## DATA PROVIDED
══════════
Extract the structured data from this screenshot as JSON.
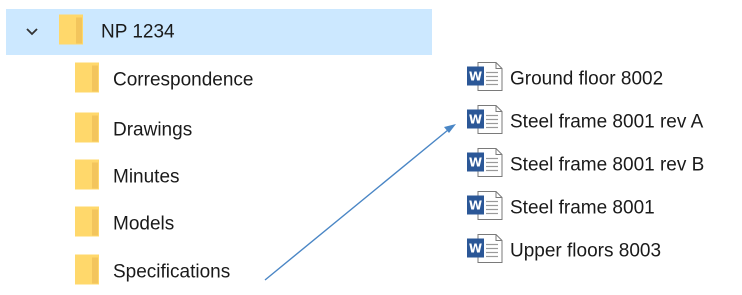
{
  "tree": {
    "root": {
      "label": "NP 1234",
      "icon": "folder-icon",
      "expanded": true,
      "selected": true,
      "expander_icon": "chevron-down-icon"
    },
    "children": [
      {
        "label": "Correspondence",
        "icon": "folder-icon"
      },
      {
        "label": "Drawings",
        "icon": "folder-icon"
      },
      {
        "label": "Minutes",
        "icon": "folder-icon"
      },
      {
        "label": "Models",
        "icon": "folder-icon"
      },
      {
        "label": "Specifications",
        "icon": "folder-icon"
      }
    ]
  },
  "files": [
    {
      "label": "Ground floor 8002",
      "icon": "word-document-icon"
    },
    {
      "label": "Steel frame 8001 rev A",
      "icon": "word-document-icon"
    },
    {
      "label": "Steel frame 8001 rev B",
      "icon": "word-document-icon"
    },
    {
      "label": "Steel frame 8001",
      "icon": "word-document-icon"
    },
    {
      "label": "Upper floors 8003",
      "icon": "word-document-icon"
    }
  ],
  "colors": {
    "selection_bg": "#cce8ff",
    "folder_fill": "#ffd86b",
    "folder_shade": "#e8b84a",
    "word_blue": "#2b5797",
    "arrow": "#4a86c5"
  }
}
══════════
## STATED GOAL
Looking at the data above, show all lines where the word "label" occurs.

## SOLUTION TO THE PROBLEM
      "label": "NP 1234",
        "label": "Correspondence",
        "label": "Drawings",
        "label": "Minutes",
        "label": "Models",
        "label": "Specifications",
      "label": "Ground floor 8002",
      "label": "Steel frame 8001 rev A",
      "label": "Steel frame 8001 rev B",
      "label": "Steel frame 8001",
      "label": "Upper floors 8003",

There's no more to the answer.